• Поставленная задача a:
Повторите дословно отрывок исходного фрагмента от «NEGATIVE_SAMPLES_PER_USER = 10» до «data.append((user, article, 0))» включительно.

• Исходный фрагмент:
════════════════

In [None]:
import pandas as pd
import numpy as np

NUM_USERS = 1000
NUM_ARTICLES = 500
LIKES_PER_USER = 20

user_ids = [i for i in range(NUM_USERS)]
article_ids = [i for i in range(NUM_ARTICLES)]

data = []

for user in user_ids:
    liked_articles = np.random.choice(article_ids, LIKES_PER_USER, replace=False)
    for article in liked_articles:
        data.append((user, article, 1))

df = pd.DataFrame(data, columns=["user_id", "article_id", "liked"])

NEGATIVE_SAMPLES_PER_USER = 10
for user in user_ids:
    unliked_articles = np.random.choice(article_ids, NEGATIVE_SAMPLES_PER_USER, replace=False)
    for article in unliked_articles:
        if not ((df["user_id"] == user) & (df["article_id"] == article)).any():
            data.append((user, article, 0))

df = pd.DataFrame(data, columns=["user_id", "article_id", "liked"])
df.head(100)

Unnamed: 0,user_id,article_id,liked
0,0,218,1
1,0,476,1
2,0,481,1
3,0,30,1
4,0,246,1
...,...,...,...
95,4,267,1
96,4,215,1
97,4,11,1
98,4,243,1


In [None]:
import pandas as pd
import numpy as np
from sklearn.decomposition import TruncatedSVD
from sklearn.metrics import mean_squared_error

user_ids = df["user_id"].astype("category").cat.codes
article_ids = df["article_id"].astype("category").cat.codes

num_users = user_ids.max() + 1
num_articles = article_ids.max() + 1

interaction_matrix = np.zeros((num_users, num_articles))

════════════════

• Строки данных:
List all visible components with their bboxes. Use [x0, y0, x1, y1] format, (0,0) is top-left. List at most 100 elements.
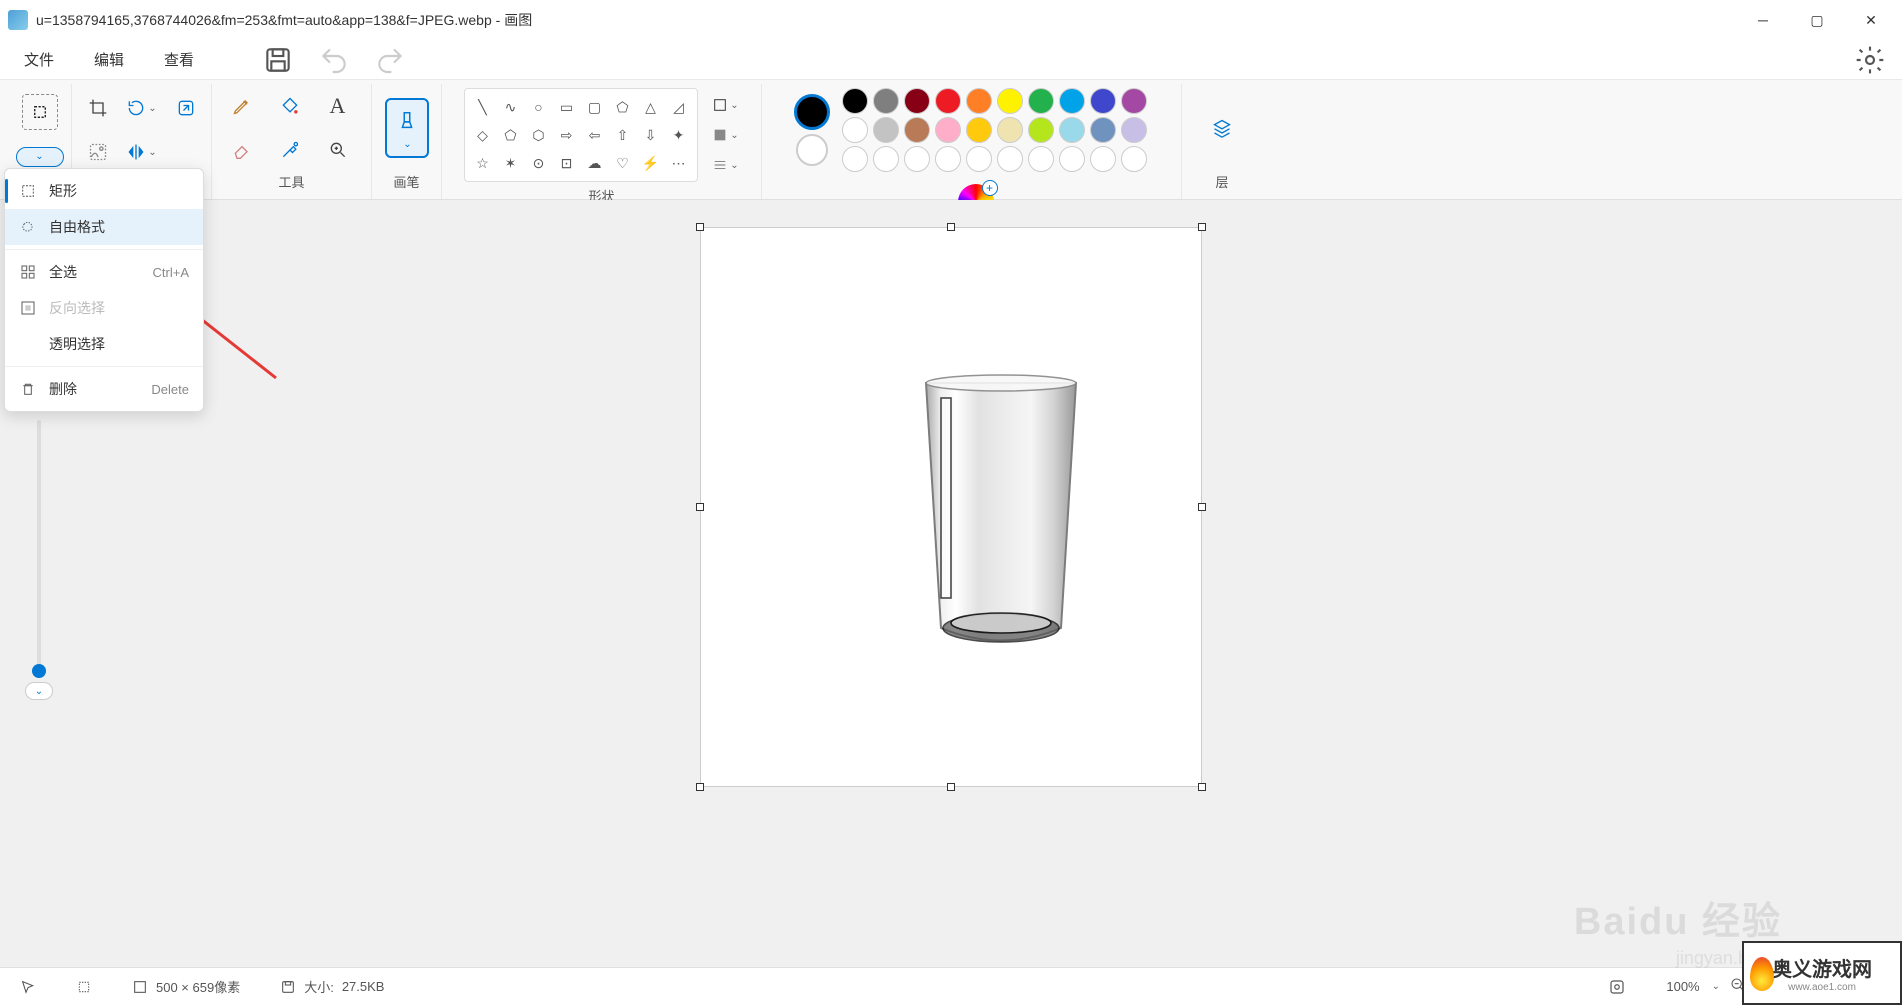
selection-dropdown-button[interactable]: ⌄ [16, 147, 64, 167]
shape-outline-button[interactable]: ⌄ [712, 93, 740, 117]
color-swatch[interactable] [842, 146, 868, 172]
shape-polygon[interactable]: ⬠ [611, 95, 635, 119]
menu-item-transparent-selection[interactable]: 透明选择 [5, 326, 203, 362]
canvas[interactable] [701, 228, 1201, 786]
color-swatch[interactable] [1028, 117, 1054, 143]
resize-button[interactable] [168, 90, 204, 126]
color-swatch[interactable] [1121, 88, 1147, 114]
maximize-button[interactable]: ▢ [1794, 4, 1840, 36]
color-swatch[interactable] [966, 88, 992, 114]
color-swatch[interactable] [997, 88, 1023, 114]
shape-arrow-down[interactable]: ⇩ [639, 123, 663, 147]
color-swatch[interactable] [935, 117, 961, 143]
resize-handle[interactable] [947, 783, 955, 791]
flip-button[interactable]: ⌄ [124, 134, 160, 170]
undo-button[interactable] [318, 44, 350, 76]
side-zoom-slider[interactable]: ⌄ [24, 420, 54, 700]
brush-tool[interactable]: ⌄ [385, 98, 429, 158]
shape-arrow-right[interactable]: ⇨ [555, 123, 579, 147]
menu-item-select-all[interactable]: 全选 Ctrl+A [5, 254, 203, 290]
line-width-button[interactable]: ⌄ [712, 153, 740, 177]
color-swatch[interactable] [873, 117, 899, 143]
shape-callout-rect[interactable]: ⊡ [555, 151, 579, 175]
shape-lightning[interactable]: ⚡ [639, 151, 663, 175]
shape-fill-button[interactable]: ⌄ [712, 123, 740, 147]
color-swatch[interactable] [1028, 88, 1054, 114]
color-swatch[interactable] [1059, 146, 1085, 172]
color-swatch[interactable] [997, 146, 1023, 172]
shape-right-triangle[interactable]: ◿ [667, 95, 691, 119]
crop-button[interactable] [80, 90, 116, 126]
shape-arrow-left[interactable]: ⇦ [583, 123, 607, 147]
color-swatch[interactable] [1090, 117, 1116, 143]
resize-handle[interactable] [1198, 223, 1206, 231]
shape-curve[interactable]: ∿ [499, 95, 523, 119]
resize-handle[interactable] [1198, 503, 1206, 511]
menu-item-delete[interactable]: 删除 Delete [5, 371, 203, 407]
color-swatch[interactable] [904, 88, 930, 114]
resize-handle[interactable] [696, 223, 704, 231]
shape-more[interactable]: ⋯ [667, 151, 691, 175]
shape-5star[interactable]: ☆ [471, 151, 495, 175]
shape-roundrect[interactable]: ▢ [583, 95, 607, 119]
resize-handle[interactable] [696, 503, 704, 511]
color-swatch[interactable] [1090, 88, 1116, 114]
remove-background-button[interactable] [80, 134, 116, 170]
shape-oval[interactable]: ○ [527, 95, 551, 119]
color-swatch[interactable] [1059, 117, 1085, 143]
resize-handle[interactable] [1198, 783, 1206, 791]
text-tool[interactable]: A [320, 88, 356, 124]
shape-rect[interactable]: ▭ [555, 95, 579, 119]
color-swatch[interactable] [1090, 146, 1116, 172]
shape-hexagon[interactable]: ⬡ [527, 123, 551, 147]
color-swatch[interactable] [966, 117, 992, 143]
fit-to-window-button[interactable] [1608, 978, 1626, 996]
resize-handle[interactable] [696, 783, 704, 791]
eyedropper-tool[interactable] [272, 132, 308, 168]
magnifier-tool[interactable] [320, 132, 356, 168]
color-swatch[interactable] [1121, 146, 1147, 172]
shape-line[interactable]: ╲ [471, 95, 495, 119]
color-swatch[interactable] [873, 146, 899, 172]
rotate-button[interactable]: ⌄ [124, 90, 160, 126]
shape-callout-round[interactable]: ⊙ [527, 151, 551, 175]
resize-handle[interactable] [947, 223, 955, 231]
shapes-gallery[interactable]: ╲ ∿ ○ ▭ ▢ ⬠ △ ◿ ◇ ⬠ ⬡ ⇨ ⇦ ⇧ ⇩ ✦ ☆ ✶ ⊙ ⊡ [464, 88, 698, 182]
color-swatch[interactable] [904, 146, 930, 172]
color-swatch[interactable] [935, 88, 961, 114]
redo-button[interactable] [374, 44, 406, 76]
shape-heart[interactable]: ♡ [611, 151, 635, 175]
shape-6star[interactable]: ✶ [499, 151, 523, 175]
settings-button[interactable] [1854, 44, 1886, 76]
shape-pentagon[interactable]: ⬠ [499, 123, 523, 147]
color-swatch[interactable] [966, 146, 992, 172]
color-swatch[interactable] [1121, 117, 1147, 143]
pencil-tool[interactable] [224, 88, 260, 124]
save-button[interactable] [262, 44, 294, 76]
color-swatch[interactable] [997, 117, 1023, 143]
zoom-dropdown[interactable]: ⌄ [1712, 981, 1720, 992]
secondary-color[interactable] [796, 134, 828, 166]
color-swatch[interactable] [1028, 146, 1054, 172]
menu-file[interactable]: 文件 [16, 45, 62, 74]
shape-callout-cloud[interactable]: ☁ [583, 151, 607, 175]
shape-triangle[interactable]: △ [639, 95, 663, 119]
minimize-button[interactable]: ─ [1740, 4, 1786, 36]
layers-button[interactable] [1204, 110, 1240, 146]
menu-item-freeform-selection[interactable]: 自由格式 [5, 209, 203, 245]
shape-arrow-up[interactable]: ⇧ [611, 123, 635, 147]
color-swatch[interactable] [873, 88, 899, 114]
color-swatch[interactable] [1059, 88, 1085, 114]
primary-color[interactable] [794, 94, 830, 130]
color-swatch[interactable] [904, 117, 930, 143]
color-swatch[interactable] [842, 117, 868, 143]
shape-4star[interactable]: ✦ [667, 123, 691, 147]
shape-diamond[interactable]: ◇ [471, 123, 495, 147]
fill-tool[interactable] [272, 88, 308, 124]
menu-view[interactable]: 查看 [156, 45, 202, 74]
menu-item-rectangle-selection[interactable]: 矩形 [5, 173, 203, 209]
menu-edit[interactable]: 编辑 [86, 45, 132, 74]
eraser-tool[interactable] [224, 132, 260, 168]
color-swatch[interactable] [842, 88, 868, 114]
color-swatch[interactable] [935, 146, 961, 172]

════════════════

• Поставленная задача b:
Представьте в виде таблицы Markdown со столбцами «№» и «Строка» только строки данных, от строки с «selection-dropdown-button[interactable]: ⌄ [16, 147, 64, 167]» до строки с «resize-handle[interactable] [947, 783, 955, 791]», обе включительно, без пустых строк.

• Ответ на задание a:
NEGATIVE_SAMPLES_PER_USER = 10
for user in user_ids:
    unliked_articles = np.random.choice(article_ids, NEGATIVE_SAMPLES_PER_USER, replace=False)
    for article in unliked_articles:
        if not ((df["user_id"] == user) & (df["article_id"] == article)).any():
            data.append((user, article, 0))

• Ответ на задание b:
| № | Строка |
|---|---|
| 1 | selection-dropdown-button[interactable]: ⌄ [16, 147, 64, 167] |
| 2 | shape-outline-button[interactable]: ⌄ [712, 93, 740, 117] |
| 3 | color-swatch[interactable] [842, 146, 868, 172] |
| 4 | shape-polygon[interactable]: ⬠ [611, 95, 635, 119] |
| 5 | menu-item-transparent-selection[interactable]: 透明选择 [5, 326, 203, 362] |
| 6 | canvas[interactable] [701, 228, 1201, 786] |
| 7 | color-swatch[interactable] [1028, 117, 1054, 143] |
| 8 | resize-button[interactable] [168, 90, 204, 126] |
| 9 | color-swatch[interactable] [1121, 88, 1147, 114] |
| 10 | maximize-button[interactable]: ▢ [1794, 4, 1840, 36] |
| 11 | color-swatch[interactable] [966, 88, 992, 114] |
| 12 | color-swatch[interactable] [997, 88, 1023, 114] |
| 13 | shape-arrow-down[interactable]: ⇩ [639, 123, 663, 147] |
| 14 | color-swatch[interactable] [935, 117, 961, 143] |
| 15 | resize-handle[interactable] [947, 783, 955, 791] |